TRAVAIL DEMANDÉ:
1. Dans le texte sur la demande de protection internationale, reformulez sous forme de liste le paragraphe qui commence par « Par retour de courrier du 23 septembre 2024 », en conservant ses faits principaux.
2. Rédigez la suite du texte sur la demande de protection internationale de Monsieur (A), en partant de sa dernière phrase.
**** BLOC DE TEXTE ****
Par retour de courrier du 23 septembre 2024, la prise en charge de Monsieur (A) fut refusée par les autorités suisses sur base de l’article 18 (1) a), précité, du règlement Dublin III, au motif de l’inapplicabilité dudit règlement compte tenu du fait que l’intéressé bénéficiait du statut de réfugié en Suisse depuis le 27 janvier 2011. En revanche, la prise en charge de Monsieur (A) fut acceptée par lesdites autorités suisses sur base de l’article 6 (2) de la directive 2008/115/CE du parlement européen et du conseil du 16 décembre 2008 relative aux normes et procédures communes applicables dans les Etats membres au retour des ressortissants de pays tiers en séjour irrégulier et de l’accord bilatéral de réadmission entre la Suisse et le Luxembourg.
Le 8 octobre 2024, Monsieur (A) fut entendu par un agent du ministère dans le cadre d’un entretien concernant la recevabilité de sa demande de protection internationale.
Par un arrêté du 16 octobre 2024, notifié à l’intéressé en mains propres le lendemain, le ministre des Affaires intérieures, ci-après désigné par « le ministre », prit une décision de départ à l’encontre de Monsieur (A) constatant l’irrégularité de son séjour sur le territoire luxembourgeois, tout en informant ce dernier qu’il est tenu de se rendre immédiatement en Suisse, Etat qui lui aurait accordé une protection internationale.
Par décision du 17 octobre 2024, notifiée à l’intéressé en mains propres le même jour, le ministre informa Monsieur (A) que sa demande de protection internationale avait été déclarée irrecevable sur base de l’article 28 (2) b) de la loi du 18 décembre 2015, au motif qu’une protection internationale lui avait été accordée par un premier pays d’asile, en l’occurrence la Suisse, cette décision étant libellée comme suit :
« […] En date du 16 août 2024, vous avez introduit une demande de protection internationale sur base de la loi modifiée du 18 décembre 2015 relative à la protection internationale et à la protection temporaire (ci-après dénommée « la Loi de 2015 »).
Je tiens à vous informer qu’en vertu des dispositions de l’article 28 (2) b) et de l’article 29 de la Loi de 2015, votre demande de protection internationale est irrecevable au motif qu’une protection internationale vous a été accordée par un premier pays d’asile, en l’occurrence la Suisse.
**** INFORMATIONS ENREGISTRÉES ****
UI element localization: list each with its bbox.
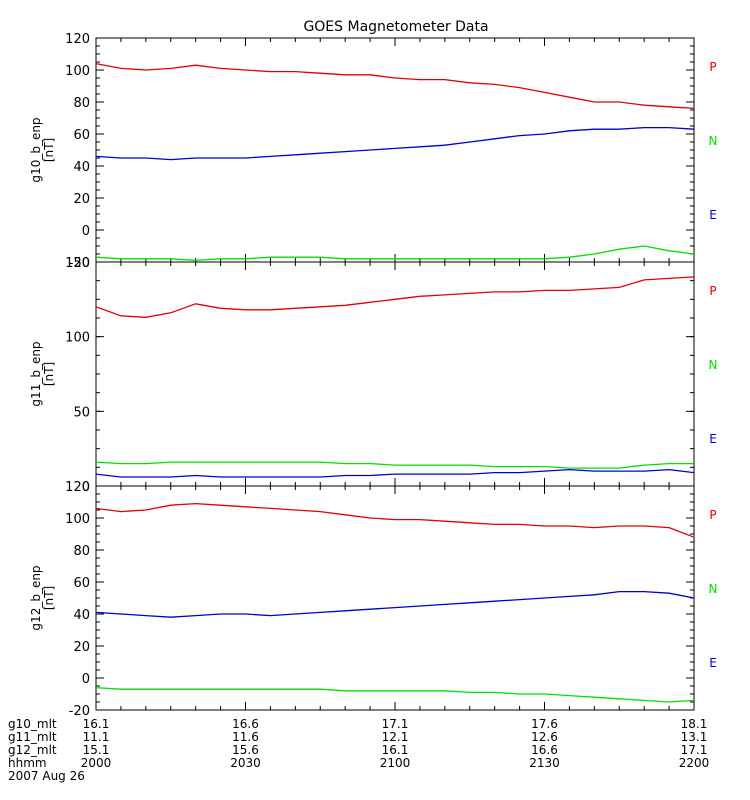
****
RÉPONSES RÉDIGÉES:
1.
- Le 23 septembre 2024, les autorités suisses refusent la prise en charge de Monsieur (A) sur base de l'article 18 (1) a) du règlement Dublin III.
- Motif du refus : ce règlement est inapplicable, car l'intéressé bénéficie du statut de réfugié en Suisse depuis le 27 janvier 2011.
- Ces mêmes autorités acceptent en revanche sa prise en charge sur deux bases. La première est l'article 6 (2) de la directive 2008/115/CE du 16 décembre 2008, relative au retour des ressortissants de pays tiers en séjour irrégulier. La seconde est l'accord bilatéral de réadmission entre la Suisse et le Luxembourg.

2.
Force est en effet de constater qu’aux termes de l’article 29 de la Loi de 2015, « Un pays peut être considéré comme le premier pays d’asile d’un demandeur déterminé, si le demandeur :
a) s’est vu reconnaître la qualité de réfugié dans ce pays et peut encore se prévaloir de cette protection ; (…) Il ressort du paragraphe (2) de ce même article qu’en appliquant le concept de premier pays d’asile, le ministre tient compte des dispositions de l’article 31, paragraphe (1) qui dispose que :
« Le ministre peut appliquer la notion de pays tiers sûr uniquement lorsqu’il a acquis la certitude que dans le pays tiers concerné, le demandeur sera traité conformément aux principes suivants:
a) le demandeur n’a à craindre ni pour sa vie ni pour sa liberté en raison de sa race, de sa religion, de sa nationalité, de son appartenance à un groupe social particulier ou de ses opinions politiques;
b) il n’existe aucun risque d’atteintes graves au sens du chapitre 3 de la présente loi;
c) le principe de non-refoulement est respecté conformément à la Convention de Genève;
d) l’interdiction, prévue par le droit international, de prendre des mesures d’éloignement contraires à l’interdiction de la torture et des traitements cruels, inhumains ou dégradants, y est respectée;
e) la possibilité existe de solliciter la reconnaissance du statut de réfugié et, si ce statut est accordé, de bénéficier d’une protection conformément à la Convention de Genève. ».
Monsieur, il ressort de votre dossier administratif que vous avez obtenu une protection internationale en Suisse en date du 27 janvier 2011. Par la suite, selon vos déclarations confirmées par le rapport de police, vous auriez fait l’objet d’une condamnation à une peine privative de liberté de 16 mois par le tribunal d’arrondissement de St. Gallen le 17 août 2021.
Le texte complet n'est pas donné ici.